- What to work on: Please transcribe the motocross article word for word, beginning at the words "This Sunday will" and stopping after "the motocross industry.".

TheTimesTribune.com, Corbin, KY

Entertainment

March 19, 2009

MotoCross kicks off this weekend

By Carl Keith Greene / Staff Writer

The whine of motorcycle engines will fill the air again this weekend at the Daniel Boone MotoCross track west of London on KY 80.

Under new owner, Rick Teague, of Jacksboro, Tenn., the track has been completely renovated.

Teague said the track itself has been expanded from nine-tenths of a mile to a mile and three-tenths.

A new supercross track connects with the motocross track

Teague said he expects about 400 riders for the two-day event that opens the season.

Thus far, some 21 race weekends have been scheduled to run through the summer, Teague said and he expects 150 to 200 riders each race weekend.

The facility has new grandstands and new concession areas as well.

This Sunday will see an interesting event, as Missouri State Representative Tom Self appears to discuss the effect the new lead level standards in toys will have on the motocross industry.

In February, Congress passed the Consumer Product Safety Improvement Act.

That act limits the amount of lead found in children’s toys and affects the industry because the small 50cc and 65cc motorbikes used by young people in the sport can no longer be sold because of their lead content.

- Given data:
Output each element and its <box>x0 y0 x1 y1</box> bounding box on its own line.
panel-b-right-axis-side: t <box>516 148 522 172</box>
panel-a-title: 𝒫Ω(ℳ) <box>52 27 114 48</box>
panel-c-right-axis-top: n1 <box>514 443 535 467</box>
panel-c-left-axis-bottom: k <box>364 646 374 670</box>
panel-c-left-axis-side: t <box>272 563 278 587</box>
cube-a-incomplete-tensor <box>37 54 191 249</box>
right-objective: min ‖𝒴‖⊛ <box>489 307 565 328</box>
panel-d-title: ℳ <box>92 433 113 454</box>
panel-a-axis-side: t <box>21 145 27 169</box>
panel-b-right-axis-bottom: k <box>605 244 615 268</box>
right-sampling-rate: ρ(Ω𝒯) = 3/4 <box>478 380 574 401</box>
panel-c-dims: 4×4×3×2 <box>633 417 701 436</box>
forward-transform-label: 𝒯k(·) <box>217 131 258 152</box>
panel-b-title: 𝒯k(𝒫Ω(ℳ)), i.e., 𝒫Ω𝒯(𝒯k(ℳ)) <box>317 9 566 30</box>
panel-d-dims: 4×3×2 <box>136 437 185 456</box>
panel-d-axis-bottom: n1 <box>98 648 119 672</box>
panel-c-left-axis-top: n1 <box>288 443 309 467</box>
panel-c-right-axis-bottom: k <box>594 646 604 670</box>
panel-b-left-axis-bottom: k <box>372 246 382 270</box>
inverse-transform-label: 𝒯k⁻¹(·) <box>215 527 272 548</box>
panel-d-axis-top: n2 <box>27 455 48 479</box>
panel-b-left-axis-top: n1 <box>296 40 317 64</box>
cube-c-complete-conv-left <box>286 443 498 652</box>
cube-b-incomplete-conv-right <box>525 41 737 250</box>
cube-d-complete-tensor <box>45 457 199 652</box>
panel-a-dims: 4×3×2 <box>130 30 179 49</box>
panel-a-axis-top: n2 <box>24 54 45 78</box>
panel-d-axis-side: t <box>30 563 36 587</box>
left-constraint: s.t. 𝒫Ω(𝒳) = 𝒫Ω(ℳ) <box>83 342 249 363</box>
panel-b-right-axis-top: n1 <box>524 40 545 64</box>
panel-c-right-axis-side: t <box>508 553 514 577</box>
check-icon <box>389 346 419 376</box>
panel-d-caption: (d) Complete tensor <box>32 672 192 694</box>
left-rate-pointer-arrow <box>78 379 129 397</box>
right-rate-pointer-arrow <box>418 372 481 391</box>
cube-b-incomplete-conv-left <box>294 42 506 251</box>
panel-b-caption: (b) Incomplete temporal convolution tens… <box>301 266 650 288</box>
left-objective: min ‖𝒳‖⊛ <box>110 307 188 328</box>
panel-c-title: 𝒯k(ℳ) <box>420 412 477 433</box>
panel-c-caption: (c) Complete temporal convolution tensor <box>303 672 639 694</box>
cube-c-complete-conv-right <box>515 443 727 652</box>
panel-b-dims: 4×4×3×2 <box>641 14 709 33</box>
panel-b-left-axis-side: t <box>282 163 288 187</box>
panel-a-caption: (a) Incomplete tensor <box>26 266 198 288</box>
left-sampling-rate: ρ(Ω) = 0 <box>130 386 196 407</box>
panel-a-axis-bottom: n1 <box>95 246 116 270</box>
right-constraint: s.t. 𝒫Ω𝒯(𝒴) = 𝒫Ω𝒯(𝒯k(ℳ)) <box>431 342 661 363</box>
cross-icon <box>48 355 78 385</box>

- Answer to this exercise:
This Sunday will see an interesting event, as Missouri State Representative Tom Self appears to discuss the effect the new lead level standards in toys will have on the motocross industry.